--- EXERCISE MATERIALS ---

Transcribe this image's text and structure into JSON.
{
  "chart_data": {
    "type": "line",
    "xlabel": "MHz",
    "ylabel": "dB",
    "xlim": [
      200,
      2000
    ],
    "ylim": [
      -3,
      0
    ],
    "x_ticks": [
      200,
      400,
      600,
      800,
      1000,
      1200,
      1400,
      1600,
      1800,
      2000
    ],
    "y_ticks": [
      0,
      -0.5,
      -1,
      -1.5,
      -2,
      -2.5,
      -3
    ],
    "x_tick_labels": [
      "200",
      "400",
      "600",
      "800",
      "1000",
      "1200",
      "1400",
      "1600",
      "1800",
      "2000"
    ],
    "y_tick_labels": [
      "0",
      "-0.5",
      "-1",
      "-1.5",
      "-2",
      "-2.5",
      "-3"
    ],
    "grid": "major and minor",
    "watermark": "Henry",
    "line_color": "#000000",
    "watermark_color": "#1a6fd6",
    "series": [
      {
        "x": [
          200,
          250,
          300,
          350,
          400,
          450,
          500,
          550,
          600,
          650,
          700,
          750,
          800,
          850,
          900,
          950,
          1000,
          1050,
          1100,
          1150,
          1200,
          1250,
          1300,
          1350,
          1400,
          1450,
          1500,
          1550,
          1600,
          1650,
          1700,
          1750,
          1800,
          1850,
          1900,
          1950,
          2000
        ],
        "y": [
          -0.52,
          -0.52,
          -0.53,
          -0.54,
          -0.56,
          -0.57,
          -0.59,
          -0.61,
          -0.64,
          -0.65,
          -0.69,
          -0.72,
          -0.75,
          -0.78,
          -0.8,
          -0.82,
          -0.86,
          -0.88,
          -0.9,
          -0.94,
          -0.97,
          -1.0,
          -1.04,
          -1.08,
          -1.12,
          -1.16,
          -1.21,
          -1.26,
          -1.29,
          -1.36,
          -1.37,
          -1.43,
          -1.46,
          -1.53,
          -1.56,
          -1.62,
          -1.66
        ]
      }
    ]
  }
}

---
--- EXERCISE MATERIALS ---

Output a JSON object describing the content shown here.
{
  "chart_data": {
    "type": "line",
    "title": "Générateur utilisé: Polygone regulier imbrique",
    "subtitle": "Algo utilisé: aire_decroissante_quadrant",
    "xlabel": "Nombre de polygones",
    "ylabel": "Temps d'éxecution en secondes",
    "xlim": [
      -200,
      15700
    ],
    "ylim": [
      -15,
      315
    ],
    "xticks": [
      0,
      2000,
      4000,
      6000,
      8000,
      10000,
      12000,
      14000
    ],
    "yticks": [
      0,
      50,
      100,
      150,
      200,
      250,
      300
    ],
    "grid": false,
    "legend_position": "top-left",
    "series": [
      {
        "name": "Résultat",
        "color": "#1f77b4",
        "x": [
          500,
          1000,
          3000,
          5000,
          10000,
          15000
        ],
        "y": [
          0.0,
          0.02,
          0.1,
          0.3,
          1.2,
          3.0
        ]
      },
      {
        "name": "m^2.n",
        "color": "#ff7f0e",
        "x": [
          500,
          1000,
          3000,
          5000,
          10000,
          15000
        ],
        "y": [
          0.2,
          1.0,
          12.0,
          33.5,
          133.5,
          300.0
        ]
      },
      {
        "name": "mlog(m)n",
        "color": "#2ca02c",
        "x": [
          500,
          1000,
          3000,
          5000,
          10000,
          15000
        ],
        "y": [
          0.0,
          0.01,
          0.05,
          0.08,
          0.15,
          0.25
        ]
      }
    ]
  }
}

---
--- EXERCISE MATERIALS ---

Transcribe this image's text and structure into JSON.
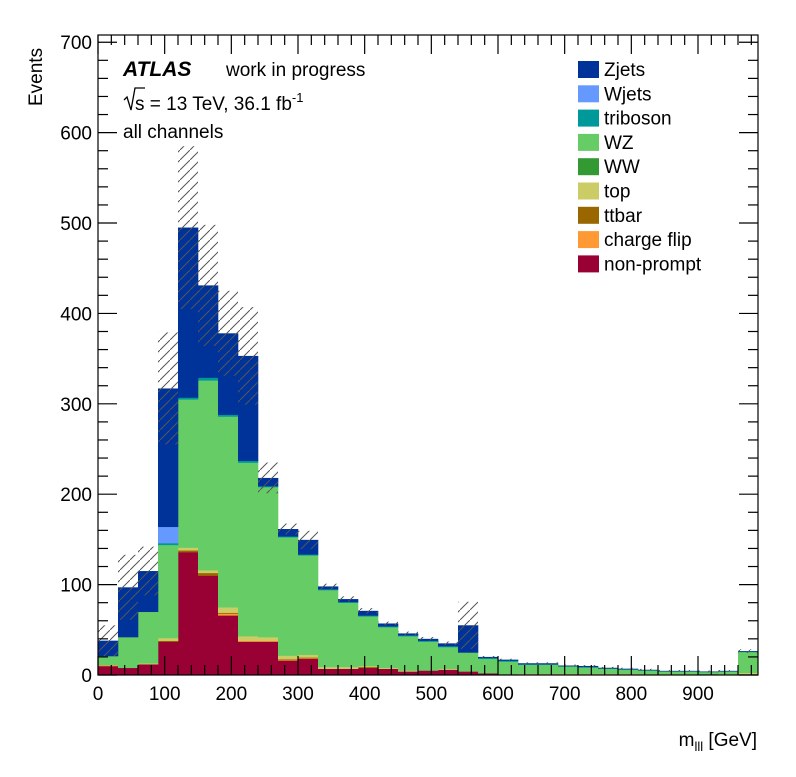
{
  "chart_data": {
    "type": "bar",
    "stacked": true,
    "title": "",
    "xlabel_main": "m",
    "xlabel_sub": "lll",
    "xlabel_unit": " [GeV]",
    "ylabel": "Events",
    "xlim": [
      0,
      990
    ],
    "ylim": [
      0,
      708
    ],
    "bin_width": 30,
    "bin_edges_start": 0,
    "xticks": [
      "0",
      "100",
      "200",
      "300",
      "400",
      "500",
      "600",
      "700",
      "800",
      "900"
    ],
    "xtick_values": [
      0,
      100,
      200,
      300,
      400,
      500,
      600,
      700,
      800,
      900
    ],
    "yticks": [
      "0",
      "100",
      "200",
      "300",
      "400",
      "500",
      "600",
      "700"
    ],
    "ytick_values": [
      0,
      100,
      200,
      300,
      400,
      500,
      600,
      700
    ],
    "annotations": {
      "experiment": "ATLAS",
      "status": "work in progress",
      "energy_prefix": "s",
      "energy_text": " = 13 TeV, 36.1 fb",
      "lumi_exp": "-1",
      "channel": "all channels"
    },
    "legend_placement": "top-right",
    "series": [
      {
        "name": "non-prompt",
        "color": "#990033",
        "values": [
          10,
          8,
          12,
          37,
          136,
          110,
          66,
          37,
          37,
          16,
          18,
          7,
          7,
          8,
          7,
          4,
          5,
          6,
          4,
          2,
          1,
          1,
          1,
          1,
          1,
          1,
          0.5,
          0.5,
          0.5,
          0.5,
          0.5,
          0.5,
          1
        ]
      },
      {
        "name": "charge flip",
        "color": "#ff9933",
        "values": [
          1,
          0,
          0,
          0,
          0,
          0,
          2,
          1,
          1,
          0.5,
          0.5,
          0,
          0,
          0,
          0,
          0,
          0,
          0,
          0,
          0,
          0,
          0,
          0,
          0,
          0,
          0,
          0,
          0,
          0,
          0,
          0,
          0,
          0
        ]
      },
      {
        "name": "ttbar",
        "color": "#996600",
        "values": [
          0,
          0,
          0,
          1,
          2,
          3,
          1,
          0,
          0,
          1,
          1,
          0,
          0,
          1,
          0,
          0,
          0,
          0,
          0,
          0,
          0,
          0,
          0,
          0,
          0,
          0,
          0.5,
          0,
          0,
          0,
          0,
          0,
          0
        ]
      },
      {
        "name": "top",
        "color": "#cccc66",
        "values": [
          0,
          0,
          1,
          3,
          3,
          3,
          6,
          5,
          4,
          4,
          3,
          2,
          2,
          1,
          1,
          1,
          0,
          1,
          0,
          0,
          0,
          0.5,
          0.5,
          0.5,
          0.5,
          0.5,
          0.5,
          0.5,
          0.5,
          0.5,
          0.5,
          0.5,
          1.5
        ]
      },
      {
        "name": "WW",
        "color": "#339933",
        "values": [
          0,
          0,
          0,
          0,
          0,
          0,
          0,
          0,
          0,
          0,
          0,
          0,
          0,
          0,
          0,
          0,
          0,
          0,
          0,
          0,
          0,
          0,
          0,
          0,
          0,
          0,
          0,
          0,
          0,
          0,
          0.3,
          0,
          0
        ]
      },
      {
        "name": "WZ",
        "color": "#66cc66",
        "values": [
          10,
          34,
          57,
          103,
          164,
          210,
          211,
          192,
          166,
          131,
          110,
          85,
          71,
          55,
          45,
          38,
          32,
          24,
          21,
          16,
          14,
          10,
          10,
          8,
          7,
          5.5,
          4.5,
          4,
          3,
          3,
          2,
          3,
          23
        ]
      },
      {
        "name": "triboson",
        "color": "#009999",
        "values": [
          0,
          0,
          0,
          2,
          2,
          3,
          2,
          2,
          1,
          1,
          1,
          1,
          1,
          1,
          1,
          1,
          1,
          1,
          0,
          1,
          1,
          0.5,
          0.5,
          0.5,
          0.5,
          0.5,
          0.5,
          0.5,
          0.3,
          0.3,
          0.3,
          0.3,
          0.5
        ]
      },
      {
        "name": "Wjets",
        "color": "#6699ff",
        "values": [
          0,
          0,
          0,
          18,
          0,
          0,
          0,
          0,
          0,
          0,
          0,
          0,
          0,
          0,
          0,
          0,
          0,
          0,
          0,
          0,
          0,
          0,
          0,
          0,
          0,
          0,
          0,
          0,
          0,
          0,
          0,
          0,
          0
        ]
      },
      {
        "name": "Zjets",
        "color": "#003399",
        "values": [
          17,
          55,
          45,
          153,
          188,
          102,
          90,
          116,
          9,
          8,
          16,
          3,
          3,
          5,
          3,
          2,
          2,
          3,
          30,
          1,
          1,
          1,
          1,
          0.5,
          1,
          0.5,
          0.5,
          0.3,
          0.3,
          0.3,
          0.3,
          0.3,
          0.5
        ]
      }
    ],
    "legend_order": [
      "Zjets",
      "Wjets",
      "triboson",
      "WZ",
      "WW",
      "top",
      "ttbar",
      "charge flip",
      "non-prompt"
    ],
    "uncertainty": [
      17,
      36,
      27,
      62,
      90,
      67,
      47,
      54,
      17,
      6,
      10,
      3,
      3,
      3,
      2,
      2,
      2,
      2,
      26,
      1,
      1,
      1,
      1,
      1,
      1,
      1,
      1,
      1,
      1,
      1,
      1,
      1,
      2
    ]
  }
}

---

GIVEN PROBLEM
Look through the entries above and list every line containing "ylabel".

RESPONSE
    "ylabel": "dB",
    "ylabel": "Temps d'éxecution en secondes",
    "ylabel": "Events",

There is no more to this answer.